-- GIVEN REQUEST --
Rewrite the part of the transients homework thread that begins with "The attempt at" and ends with "voltage across R2?", changing "current supply" to "current source".

-- PAGE --
——————
# Homework Help: First-Order Transients: Steady-State DC Response

1. Sep 30, 2011

### dudforreal

The problem statement, all variables and given/known data

In the circuit shown below the current source has been switched on for a very long time. Find the DC current in the inductor and the DC voltage across the capacitor.

The attempt at a solution

I replaced the inductor and the capacitor with a short circuit and open circuit respectively but after that I don't know what to do.

2. Sep 30, 2011

### Staff: Mentor

If the capacitor is open, then what current must be passing through the inductor short-circuit?

The circuit becomes a current supply driving two parallel branches. What's the voltage across the branches? What then is the voltage across R2?

3. Sep 30, 2011

### dudforreal

I'm not quite sure what you said but are you saying that I have to use node voltages because last time I did it the answer didn't quite work out.

4. Sep 30, 2011

### Staff: Mentor

You can use whatever circuit analysis method you're comfortable with. I only stated what I see as the circuit topology: one current source in parallel with two resistor branches.
——————
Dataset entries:
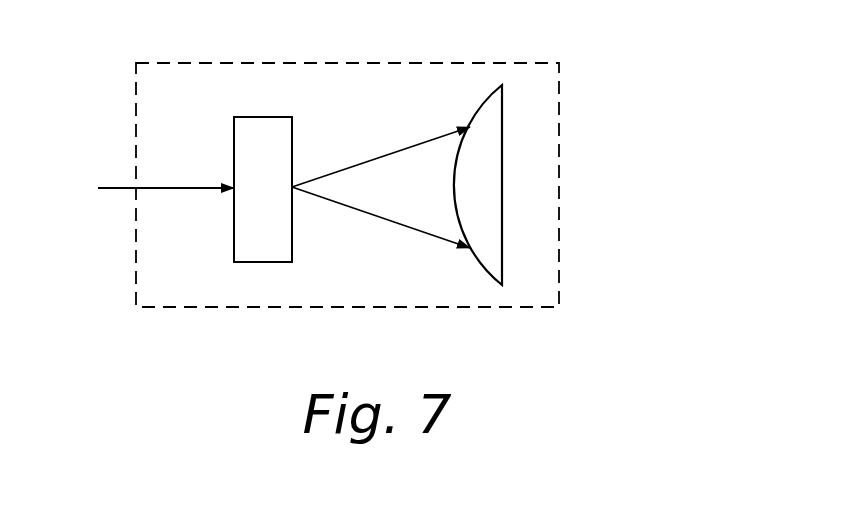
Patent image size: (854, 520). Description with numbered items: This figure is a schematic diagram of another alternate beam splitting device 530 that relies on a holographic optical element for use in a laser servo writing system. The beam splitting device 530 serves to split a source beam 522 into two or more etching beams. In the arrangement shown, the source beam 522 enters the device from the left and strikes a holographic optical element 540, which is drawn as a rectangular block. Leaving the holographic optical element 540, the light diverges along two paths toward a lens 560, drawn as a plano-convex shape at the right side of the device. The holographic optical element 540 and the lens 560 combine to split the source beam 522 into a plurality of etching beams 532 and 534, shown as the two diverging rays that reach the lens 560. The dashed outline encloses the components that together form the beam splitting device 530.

The source beam 522 is at (115, 186).
The beam splitting device 530 is at (467, 62).
The etching beam 532 is at (363, 162).
The etching beam 534 is at (365, 214).
The holographic optical element 540 is at (268, 117).
The lens 560 is at (503, 212).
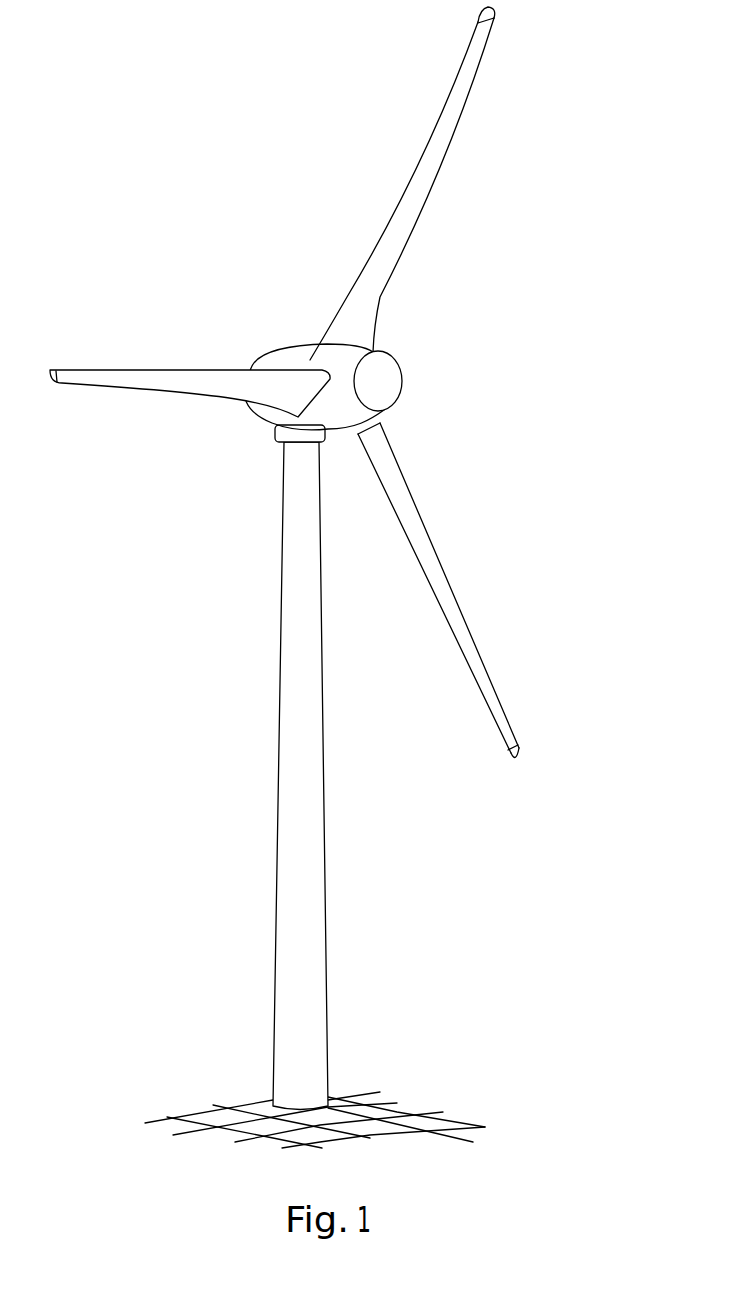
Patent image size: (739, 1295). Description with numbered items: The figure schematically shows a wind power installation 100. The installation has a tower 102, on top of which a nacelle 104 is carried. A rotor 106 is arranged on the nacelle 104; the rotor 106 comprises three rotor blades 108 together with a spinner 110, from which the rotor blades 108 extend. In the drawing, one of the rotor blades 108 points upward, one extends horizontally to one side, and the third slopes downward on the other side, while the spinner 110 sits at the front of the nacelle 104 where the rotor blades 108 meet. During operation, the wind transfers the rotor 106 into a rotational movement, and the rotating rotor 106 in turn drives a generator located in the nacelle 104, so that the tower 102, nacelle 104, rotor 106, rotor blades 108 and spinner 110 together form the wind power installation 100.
——————
-- EXERCISE OUTPUT --
The attempt at a solution

I replaced the inductor and the capacitor with a short circuit and open circuit respectively but after that I don't know what to do.

2. Sep 30, 2011

### Staff: Mentor

If the capacitor is open, then what current must be passing through the inductor short-circuit?

The circuit becomes a current source driving two parallel branches. What's the voltage across the branches? What then is the voltage across R2?